The request: From the listing below, extract every line in which the word "Enron" appears.
-------- Dataset content --------
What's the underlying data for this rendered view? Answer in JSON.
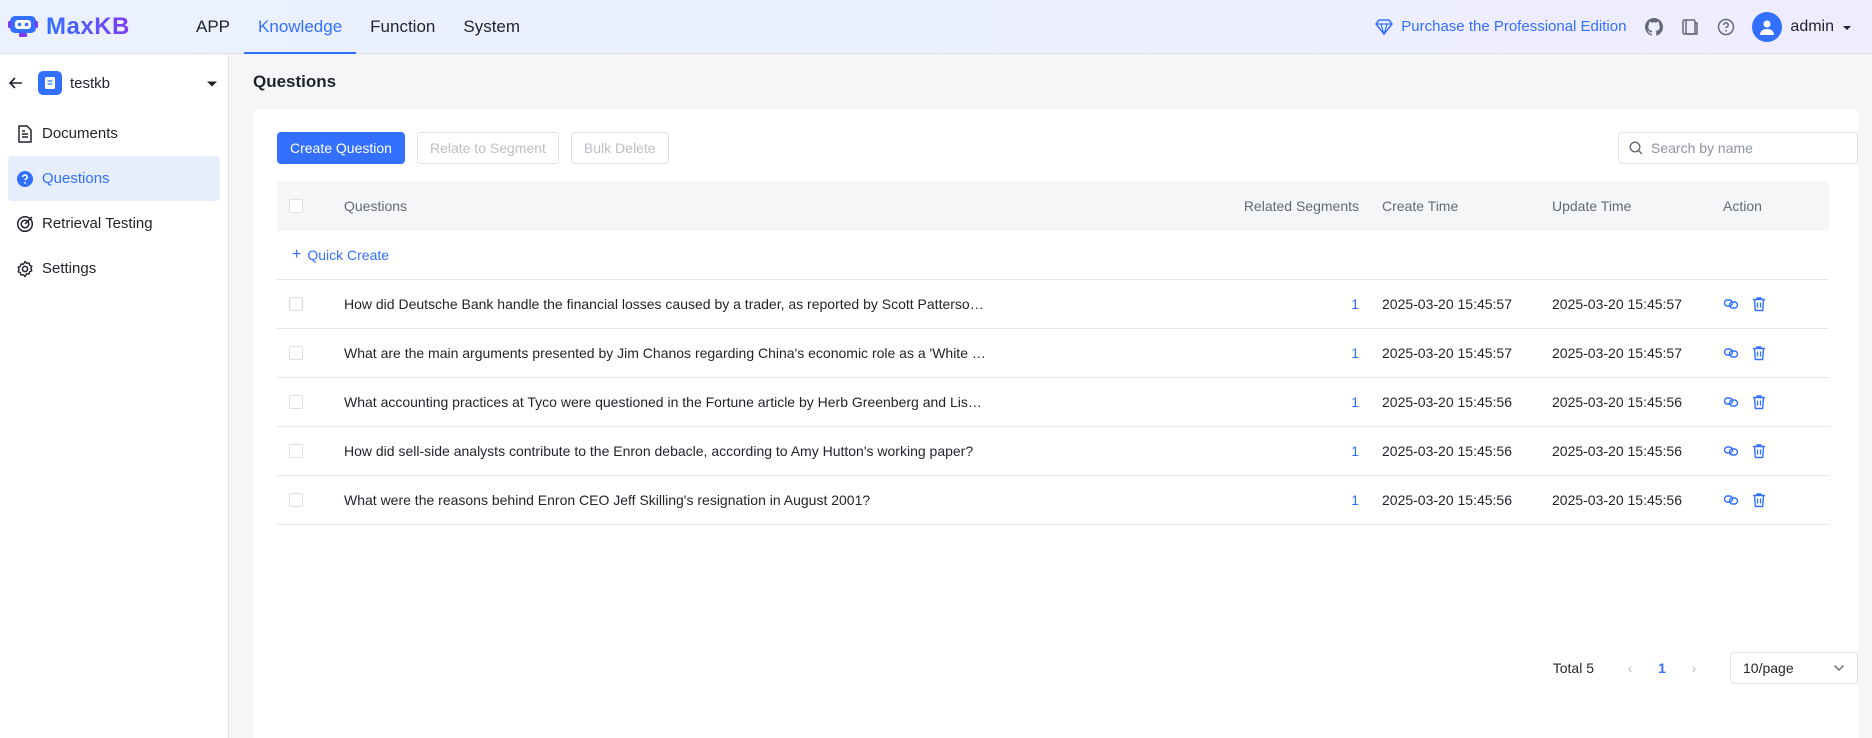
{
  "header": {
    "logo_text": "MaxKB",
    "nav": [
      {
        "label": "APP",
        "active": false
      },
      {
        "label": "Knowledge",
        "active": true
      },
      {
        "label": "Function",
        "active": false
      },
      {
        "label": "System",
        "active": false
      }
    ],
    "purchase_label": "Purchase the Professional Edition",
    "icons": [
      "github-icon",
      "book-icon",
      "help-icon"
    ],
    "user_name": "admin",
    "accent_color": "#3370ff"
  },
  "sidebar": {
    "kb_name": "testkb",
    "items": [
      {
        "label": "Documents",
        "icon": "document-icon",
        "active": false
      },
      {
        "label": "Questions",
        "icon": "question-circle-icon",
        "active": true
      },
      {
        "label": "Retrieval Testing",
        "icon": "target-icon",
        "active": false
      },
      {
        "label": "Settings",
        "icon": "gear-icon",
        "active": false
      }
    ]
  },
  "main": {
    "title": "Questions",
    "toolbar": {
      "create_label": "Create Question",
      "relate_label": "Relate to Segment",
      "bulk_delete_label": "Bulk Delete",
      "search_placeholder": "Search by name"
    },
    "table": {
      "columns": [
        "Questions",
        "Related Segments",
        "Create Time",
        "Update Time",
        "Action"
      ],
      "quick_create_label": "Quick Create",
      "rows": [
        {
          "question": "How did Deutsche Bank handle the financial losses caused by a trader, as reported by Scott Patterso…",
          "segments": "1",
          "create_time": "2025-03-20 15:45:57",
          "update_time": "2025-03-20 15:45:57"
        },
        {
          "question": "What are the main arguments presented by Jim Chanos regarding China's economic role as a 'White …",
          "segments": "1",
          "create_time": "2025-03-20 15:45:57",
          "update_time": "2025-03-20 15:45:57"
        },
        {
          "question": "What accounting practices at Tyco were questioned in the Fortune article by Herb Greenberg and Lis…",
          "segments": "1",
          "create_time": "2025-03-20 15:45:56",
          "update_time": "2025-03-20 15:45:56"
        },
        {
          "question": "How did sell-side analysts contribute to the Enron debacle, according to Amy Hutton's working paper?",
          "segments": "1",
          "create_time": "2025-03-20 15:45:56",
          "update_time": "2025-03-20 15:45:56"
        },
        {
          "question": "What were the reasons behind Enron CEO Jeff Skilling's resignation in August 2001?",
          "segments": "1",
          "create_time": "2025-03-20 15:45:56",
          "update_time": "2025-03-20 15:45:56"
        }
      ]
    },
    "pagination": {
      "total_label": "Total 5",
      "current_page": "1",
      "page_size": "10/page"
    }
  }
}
--------
-------- Dataset content --------
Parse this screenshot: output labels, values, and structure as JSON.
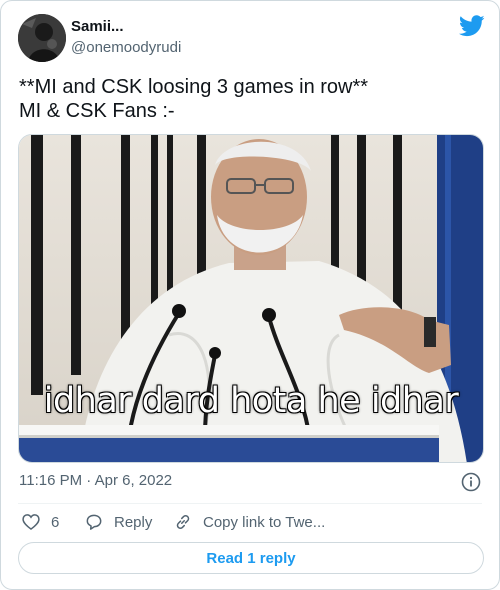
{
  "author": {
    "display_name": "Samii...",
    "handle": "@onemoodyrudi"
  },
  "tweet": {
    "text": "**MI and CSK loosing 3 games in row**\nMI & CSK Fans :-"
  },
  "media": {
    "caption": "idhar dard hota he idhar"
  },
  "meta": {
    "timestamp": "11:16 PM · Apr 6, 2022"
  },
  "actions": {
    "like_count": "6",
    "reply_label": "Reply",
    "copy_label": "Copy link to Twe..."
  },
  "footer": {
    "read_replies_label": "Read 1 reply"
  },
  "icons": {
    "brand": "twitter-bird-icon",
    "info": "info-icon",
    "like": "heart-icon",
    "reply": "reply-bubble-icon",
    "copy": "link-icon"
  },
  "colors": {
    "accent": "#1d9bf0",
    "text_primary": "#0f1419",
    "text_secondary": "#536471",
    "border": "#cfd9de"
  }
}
--------
Solution:
          "question": "How did sell-side analysts contribute to the Enron debacle, according to Amy Hutton's working paper?",
          "question": "What were the reasons behind Enron CEO Jeff Skilling's resignation in August 2001?",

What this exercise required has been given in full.